▸ Task to complete: Please rewrite the lines below, changing each "histogram-bar" to "hist-column" and leaving everything else untouched.
─── Data extract
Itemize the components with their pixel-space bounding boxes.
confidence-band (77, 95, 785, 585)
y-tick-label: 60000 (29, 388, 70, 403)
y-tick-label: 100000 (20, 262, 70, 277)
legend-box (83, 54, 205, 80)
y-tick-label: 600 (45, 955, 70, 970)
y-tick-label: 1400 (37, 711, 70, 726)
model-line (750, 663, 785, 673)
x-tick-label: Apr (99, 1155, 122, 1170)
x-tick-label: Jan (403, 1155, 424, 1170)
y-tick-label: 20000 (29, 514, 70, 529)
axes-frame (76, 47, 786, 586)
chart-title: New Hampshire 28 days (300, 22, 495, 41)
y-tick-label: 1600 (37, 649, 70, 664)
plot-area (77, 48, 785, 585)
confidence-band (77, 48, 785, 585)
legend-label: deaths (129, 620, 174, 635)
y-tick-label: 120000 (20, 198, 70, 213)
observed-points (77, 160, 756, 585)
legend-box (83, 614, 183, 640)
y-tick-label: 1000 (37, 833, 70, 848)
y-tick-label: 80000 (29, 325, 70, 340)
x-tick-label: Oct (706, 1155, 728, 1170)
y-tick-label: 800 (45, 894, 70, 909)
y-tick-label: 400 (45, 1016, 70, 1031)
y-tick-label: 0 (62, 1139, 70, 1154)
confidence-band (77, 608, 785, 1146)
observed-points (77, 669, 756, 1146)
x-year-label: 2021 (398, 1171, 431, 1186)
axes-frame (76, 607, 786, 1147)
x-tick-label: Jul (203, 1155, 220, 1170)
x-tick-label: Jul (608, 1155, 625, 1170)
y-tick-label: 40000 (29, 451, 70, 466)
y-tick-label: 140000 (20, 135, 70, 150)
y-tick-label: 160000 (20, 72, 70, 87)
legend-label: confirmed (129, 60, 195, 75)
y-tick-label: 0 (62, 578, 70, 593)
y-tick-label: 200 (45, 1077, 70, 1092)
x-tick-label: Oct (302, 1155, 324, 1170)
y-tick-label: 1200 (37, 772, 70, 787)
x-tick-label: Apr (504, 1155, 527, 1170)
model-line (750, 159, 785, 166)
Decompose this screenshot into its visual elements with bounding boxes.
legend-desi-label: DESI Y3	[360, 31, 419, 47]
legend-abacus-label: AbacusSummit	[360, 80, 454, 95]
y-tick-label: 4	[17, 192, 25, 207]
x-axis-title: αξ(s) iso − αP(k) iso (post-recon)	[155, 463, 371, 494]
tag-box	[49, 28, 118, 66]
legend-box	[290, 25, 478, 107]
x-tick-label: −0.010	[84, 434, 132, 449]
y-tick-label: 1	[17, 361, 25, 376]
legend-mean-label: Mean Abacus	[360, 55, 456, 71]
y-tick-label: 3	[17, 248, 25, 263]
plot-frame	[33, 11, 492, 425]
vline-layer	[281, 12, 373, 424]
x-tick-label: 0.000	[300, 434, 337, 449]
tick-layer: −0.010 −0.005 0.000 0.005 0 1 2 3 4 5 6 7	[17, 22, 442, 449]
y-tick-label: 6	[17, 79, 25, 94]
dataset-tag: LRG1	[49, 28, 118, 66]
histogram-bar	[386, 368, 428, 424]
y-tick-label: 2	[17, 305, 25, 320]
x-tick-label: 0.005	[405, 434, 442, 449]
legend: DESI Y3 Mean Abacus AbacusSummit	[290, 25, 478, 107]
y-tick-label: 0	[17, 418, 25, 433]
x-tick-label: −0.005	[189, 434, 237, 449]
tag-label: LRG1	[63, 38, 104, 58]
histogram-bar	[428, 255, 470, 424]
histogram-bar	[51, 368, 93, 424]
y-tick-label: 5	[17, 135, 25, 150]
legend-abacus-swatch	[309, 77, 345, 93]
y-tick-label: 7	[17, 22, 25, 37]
──────
▸ Correct output:
Itemize the components with their pixel-space bounding boxes.
confidence-band (77, 95, 785, 585)
y-tick-label: 60000 (29, 388, 70, 403)
y-tick-label: 100000 (20, 262, 70, 277)
legend-box (83, 54, 205, 80)
y-tick-label: 600 (45, 955, 70, 970)
y-tick-label: 1400 (37, 711, 70, 726)
model-line (750, 663, 785, 673)
x-tick-label: Apr (99, 1155, 122, 1170)
x-tick-label: Jan (403, 1155, 424, 1170)
y-tick-label: 20000 (29, 514, 70, 529)
axes-frame (76, 47, 786, 586)
chart-title: New Hampshire 28 days (300, 22, 495, 41)
y-tick-label: 1600 (37, 649, 70, 664)
plot-area (77, 48, 785, 585)
confidence-band (77, 48, 785, 585)
legend-label: deaths (129, 620, 174, 635)
y-tick-label: 120000 (20, 198, 70, 213)
observed-points (77, 160, 756, 585)
legend-box (83, 614, 183, 640)
y-tick-label: 1000 (37, 833, 70, 848)
y-tick-label: 80000 (29, 325, 70, 340)
x-tick-label: Oct (706, 1155, 728, 1170)
y-tick-label: 800 (45, 894, 70, 909)
y-tick-label: 400 (45, 1016, 70, 1031)
y-tick-label: 0 (62, 1139, 70, 1154)
confidence-band (77, 608, 785, 1146)
observed-points (77, 669, 756, 1146)
x-year-label: 2021 (398, 1171, 431, 1186)
axes-frame (76, 607, 786, 1147)
x-tick-label: Jul (203, 1155, 220, 1170)
x-tick-label: Jul (608, 1155, 625, 1170)
y-tick-label: 40000 (29, 451, 70, 466)
y-tick-label: 140000 (20, 135, 70, 150)
y-tick-label: 160000 (20, 72, 70, 87)
legend-label: confirmed (129, 60, 195, 75)
y-tick-label: 0 (62, 578, 70, 593)
y-tick-label: 200 (45, 1077, 70, 1092)
x-tick-label: Oct (302, 1155, 324, 1170)
y-tick-label: 1200 (37, 772, 70, 787)
x-tick-label: Apr (504, 1155, 527, 1170)
model-line (750, 159, 785, 166)
Decompose this screenshot into its visual elements with bounding boxes.
legend-desi-label: DESI Y3	[360, 31, 419, 47]
legend-abacus-label: AbacusSummit	[360, 80, 454, 95]
y-tick-label: 4	[17, 192, 25, 207]
x-axis-title: αξ(s) iso − αP(k) iso (post-recon)	[155, 463, 371, 494]
tag-box	[49, 28, 118, 66]
legend-box	[290, 25, 478, 107]
x-tick-label: −0.010	[84, 434, 132, 449]
y-tick-label: 1	[17, 361, 25, 376]
legend-mean-label: Mean Abacus	[360, 55, 456, 71]
y-tick-label: 3	[17, 248, 25, 263]
plot-frame	[33, 11, 492, 425]
vline-layer	[281, 12, 373, 424]
x-tick-label: 0.000	[300, 434, 337, 449]
tick-layer: −0.010 −0.005 0.000 0.005 0 1 2 3 4 5 6 7	[17, 22, 442, 449]
y-tick-label: 6	[17, 79, 25, 94]
dataset-tag: LRG1	[49, 28, 118, 66]
hist-column	[386, 368, 428, 424]
y-tick-label: 2	[17, 305, 25, 320]
x-tick-label: 0.005	[405, 434, 442, 449]
legend: DESI Y3 Mean Abacus AbacusSummit	[290, 25, 478, 107]
y-tick-label: 0	[17, 418, 25, 433]
x-tick-label: −0.005	[189, 434, 237, 449]
tag-label: LRG1	[63, 38, 104, 58]
hist-column	[428, 255, 470, 424]
hist-column	[51, 368, 93, 424]
y-tick-label: 5	[17, 135, 25, 150]
legend-abacus-swatch	[309, 77, 345, 93]
y-tick-label: 7	[17, 22, 25, 37]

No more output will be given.